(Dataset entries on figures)

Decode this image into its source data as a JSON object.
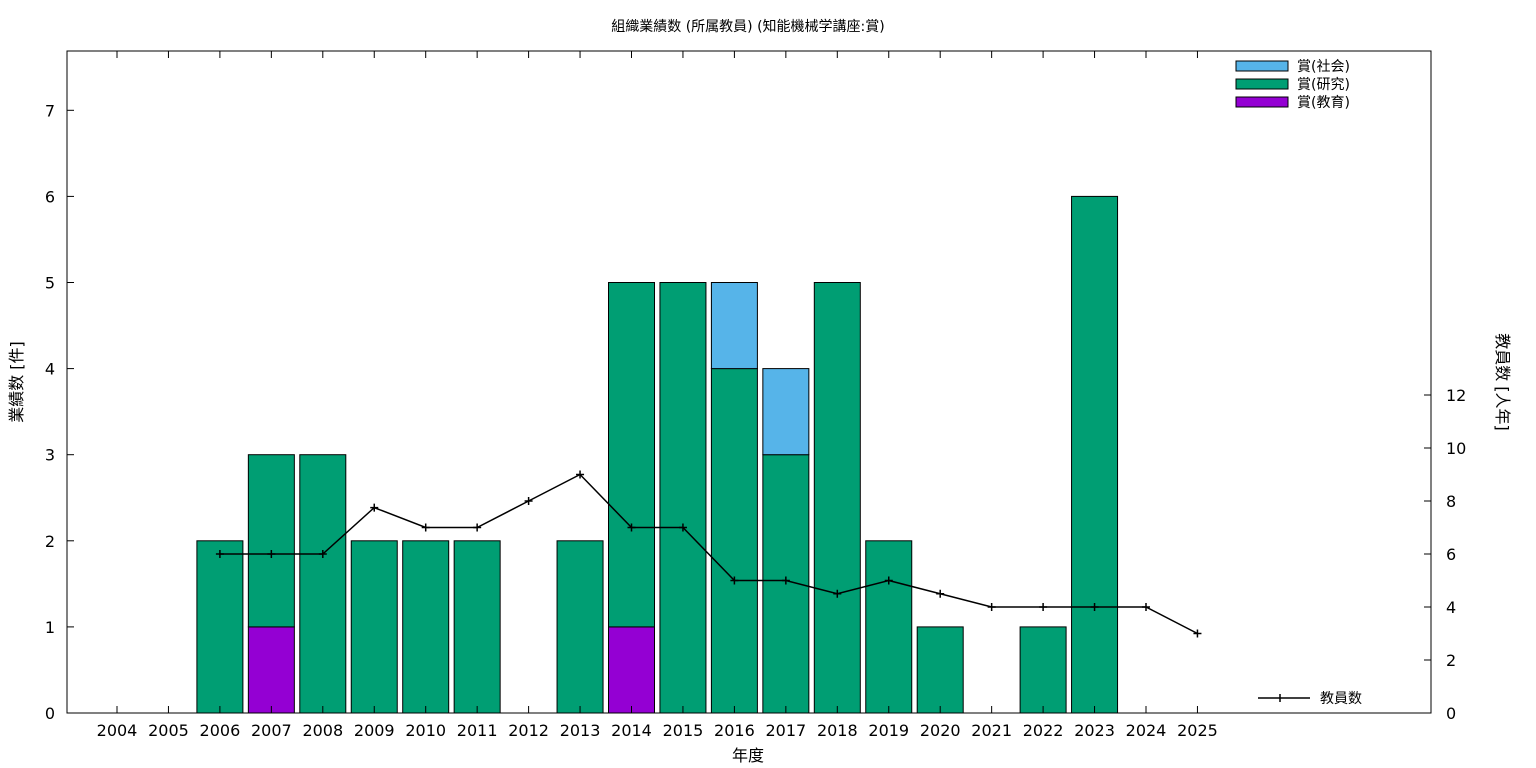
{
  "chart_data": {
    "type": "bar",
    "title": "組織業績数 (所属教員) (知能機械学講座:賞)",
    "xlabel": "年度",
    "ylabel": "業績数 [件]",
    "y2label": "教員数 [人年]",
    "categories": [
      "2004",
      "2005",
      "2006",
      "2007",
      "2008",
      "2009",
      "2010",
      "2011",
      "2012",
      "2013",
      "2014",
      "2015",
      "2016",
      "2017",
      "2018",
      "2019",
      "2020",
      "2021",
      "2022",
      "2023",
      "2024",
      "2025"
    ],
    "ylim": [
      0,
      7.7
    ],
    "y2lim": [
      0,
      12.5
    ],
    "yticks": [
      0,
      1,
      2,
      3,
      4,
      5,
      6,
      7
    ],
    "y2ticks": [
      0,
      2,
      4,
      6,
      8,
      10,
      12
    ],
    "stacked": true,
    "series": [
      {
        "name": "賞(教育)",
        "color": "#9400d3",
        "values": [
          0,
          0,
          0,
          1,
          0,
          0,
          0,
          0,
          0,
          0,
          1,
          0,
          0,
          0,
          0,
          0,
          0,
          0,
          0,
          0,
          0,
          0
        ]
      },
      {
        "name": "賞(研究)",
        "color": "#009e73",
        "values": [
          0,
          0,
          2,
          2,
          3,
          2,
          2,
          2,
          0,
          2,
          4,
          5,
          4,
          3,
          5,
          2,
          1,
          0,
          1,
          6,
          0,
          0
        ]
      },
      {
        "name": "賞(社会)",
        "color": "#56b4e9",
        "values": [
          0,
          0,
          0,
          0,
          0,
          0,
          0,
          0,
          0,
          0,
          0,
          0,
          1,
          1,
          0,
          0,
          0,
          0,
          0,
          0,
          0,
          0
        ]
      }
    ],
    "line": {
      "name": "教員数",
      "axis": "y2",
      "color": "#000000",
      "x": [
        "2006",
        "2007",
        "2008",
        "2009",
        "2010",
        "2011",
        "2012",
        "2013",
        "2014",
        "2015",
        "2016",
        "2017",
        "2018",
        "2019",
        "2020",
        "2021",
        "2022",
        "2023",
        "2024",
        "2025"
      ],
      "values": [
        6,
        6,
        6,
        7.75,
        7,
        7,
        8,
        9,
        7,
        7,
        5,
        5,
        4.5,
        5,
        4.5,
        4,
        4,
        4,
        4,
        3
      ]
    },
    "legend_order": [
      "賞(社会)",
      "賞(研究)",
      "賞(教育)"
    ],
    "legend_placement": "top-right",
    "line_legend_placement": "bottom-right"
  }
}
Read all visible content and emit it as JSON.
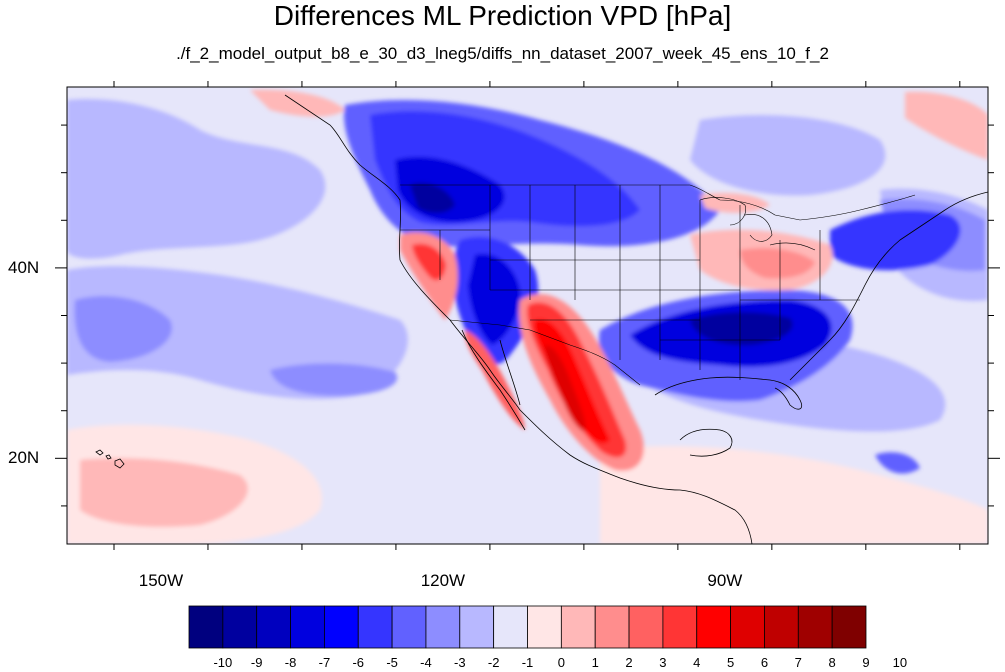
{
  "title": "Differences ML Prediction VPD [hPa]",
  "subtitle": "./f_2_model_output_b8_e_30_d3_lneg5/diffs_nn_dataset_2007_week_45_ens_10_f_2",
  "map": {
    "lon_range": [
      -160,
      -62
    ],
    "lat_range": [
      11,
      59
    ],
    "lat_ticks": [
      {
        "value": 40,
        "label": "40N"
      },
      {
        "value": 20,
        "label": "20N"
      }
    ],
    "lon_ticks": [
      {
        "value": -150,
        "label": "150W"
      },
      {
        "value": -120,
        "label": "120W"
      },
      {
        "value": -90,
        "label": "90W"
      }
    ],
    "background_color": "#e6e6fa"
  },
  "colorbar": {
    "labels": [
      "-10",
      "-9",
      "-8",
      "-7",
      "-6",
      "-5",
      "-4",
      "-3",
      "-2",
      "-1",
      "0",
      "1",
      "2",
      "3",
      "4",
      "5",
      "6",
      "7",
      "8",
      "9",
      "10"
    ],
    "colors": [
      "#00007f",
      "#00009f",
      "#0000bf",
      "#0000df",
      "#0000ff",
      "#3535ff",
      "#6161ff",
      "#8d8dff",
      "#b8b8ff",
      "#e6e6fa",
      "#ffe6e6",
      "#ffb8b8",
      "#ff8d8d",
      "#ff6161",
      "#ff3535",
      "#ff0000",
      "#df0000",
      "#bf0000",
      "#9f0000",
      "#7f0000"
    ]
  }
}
* * *
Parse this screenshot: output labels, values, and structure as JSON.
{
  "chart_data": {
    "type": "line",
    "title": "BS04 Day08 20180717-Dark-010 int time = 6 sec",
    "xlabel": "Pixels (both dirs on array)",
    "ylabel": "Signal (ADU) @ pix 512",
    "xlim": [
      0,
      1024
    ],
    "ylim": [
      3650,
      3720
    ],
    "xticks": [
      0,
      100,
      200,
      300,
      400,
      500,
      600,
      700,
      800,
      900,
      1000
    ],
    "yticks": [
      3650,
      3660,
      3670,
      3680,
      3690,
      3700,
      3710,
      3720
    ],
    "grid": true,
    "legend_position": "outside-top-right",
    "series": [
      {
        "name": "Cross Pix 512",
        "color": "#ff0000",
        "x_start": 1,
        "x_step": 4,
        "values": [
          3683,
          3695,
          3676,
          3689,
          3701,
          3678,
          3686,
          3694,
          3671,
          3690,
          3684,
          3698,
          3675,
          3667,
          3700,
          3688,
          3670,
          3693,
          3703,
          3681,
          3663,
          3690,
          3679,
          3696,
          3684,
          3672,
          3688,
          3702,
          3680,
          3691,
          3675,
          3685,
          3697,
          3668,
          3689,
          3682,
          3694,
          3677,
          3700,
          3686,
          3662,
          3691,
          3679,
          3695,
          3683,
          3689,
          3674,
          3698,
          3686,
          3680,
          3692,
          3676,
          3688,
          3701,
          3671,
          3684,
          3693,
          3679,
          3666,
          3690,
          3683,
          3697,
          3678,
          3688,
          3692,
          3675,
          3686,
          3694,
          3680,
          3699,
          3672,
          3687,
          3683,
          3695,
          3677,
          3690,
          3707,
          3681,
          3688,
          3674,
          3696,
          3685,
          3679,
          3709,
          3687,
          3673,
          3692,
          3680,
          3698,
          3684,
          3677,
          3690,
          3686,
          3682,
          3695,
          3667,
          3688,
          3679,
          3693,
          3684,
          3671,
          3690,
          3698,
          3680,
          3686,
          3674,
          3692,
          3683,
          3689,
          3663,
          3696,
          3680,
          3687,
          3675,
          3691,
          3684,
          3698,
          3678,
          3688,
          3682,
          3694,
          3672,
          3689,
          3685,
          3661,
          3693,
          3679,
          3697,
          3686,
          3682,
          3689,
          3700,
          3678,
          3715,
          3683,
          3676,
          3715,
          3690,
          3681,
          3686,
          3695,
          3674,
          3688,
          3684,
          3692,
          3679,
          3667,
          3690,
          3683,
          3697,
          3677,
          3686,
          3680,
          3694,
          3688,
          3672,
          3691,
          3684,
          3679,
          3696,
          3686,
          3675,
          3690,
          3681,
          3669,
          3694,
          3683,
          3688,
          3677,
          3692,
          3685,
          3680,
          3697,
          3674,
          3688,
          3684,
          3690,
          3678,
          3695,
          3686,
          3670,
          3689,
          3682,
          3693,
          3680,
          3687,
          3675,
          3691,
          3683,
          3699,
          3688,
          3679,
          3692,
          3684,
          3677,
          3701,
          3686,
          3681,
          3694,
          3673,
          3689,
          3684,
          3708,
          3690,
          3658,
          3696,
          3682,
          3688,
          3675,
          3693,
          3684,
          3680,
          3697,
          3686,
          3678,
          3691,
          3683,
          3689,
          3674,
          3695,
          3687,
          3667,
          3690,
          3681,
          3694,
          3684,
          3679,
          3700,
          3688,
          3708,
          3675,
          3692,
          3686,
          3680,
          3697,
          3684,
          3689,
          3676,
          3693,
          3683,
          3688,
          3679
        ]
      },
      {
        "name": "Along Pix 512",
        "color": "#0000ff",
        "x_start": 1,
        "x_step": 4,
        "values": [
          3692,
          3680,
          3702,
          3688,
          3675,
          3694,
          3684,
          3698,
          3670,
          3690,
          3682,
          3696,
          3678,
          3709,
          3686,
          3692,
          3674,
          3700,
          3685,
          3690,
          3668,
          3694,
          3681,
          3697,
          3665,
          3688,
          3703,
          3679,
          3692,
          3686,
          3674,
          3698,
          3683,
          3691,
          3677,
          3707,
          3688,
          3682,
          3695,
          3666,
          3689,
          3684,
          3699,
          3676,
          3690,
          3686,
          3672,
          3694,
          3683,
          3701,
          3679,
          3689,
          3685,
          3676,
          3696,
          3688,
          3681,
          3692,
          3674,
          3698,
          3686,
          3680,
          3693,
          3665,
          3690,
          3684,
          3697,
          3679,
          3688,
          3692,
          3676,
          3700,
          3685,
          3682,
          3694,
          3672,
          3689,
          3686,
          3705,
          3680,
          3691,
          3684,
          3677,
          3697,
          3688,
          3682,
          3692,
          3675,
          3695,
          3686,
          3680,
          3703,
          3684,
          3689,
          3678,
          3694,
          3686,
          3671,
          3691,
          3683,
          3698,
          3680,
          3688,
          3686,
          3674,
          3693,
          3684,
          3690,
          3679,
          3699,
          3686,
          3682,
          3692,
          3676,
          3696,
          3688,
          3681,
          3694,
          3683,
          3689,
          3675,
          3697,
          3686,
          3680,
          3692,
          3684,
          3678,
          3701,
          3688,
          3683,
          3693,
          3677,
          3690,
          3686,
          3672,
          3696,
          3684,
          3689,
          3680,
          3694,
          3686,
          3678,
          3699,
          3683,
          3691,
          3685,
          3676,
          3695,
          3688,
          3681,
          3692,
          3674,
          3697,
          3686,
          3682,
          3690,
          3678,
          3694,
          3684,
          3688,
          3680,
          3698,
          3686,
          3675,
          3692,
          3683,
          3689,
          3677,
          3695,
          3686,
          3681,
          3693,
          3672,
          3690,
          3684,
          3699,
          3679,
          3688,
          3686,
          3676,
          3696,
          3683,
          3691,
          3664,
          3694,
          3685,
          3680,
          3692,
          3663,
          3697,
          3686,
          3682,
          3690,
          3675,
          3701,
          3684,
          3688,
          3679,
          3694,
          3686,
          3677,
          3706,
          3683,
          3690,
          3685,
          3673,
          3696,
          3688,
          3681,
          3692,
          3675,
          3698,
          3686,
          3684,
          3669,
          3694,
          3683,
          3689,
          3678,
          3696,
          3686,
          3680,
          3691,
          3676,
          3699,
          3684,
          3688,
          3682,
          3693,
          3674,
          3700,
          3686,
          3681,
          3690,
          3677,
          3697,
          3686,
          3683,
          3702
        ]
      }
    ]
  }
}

What to work on => Show each line of the listing that holds the string "labels".

Finished answer =>
    "labels": [
Parse this screenshot: output labels, values, and structure as JSON.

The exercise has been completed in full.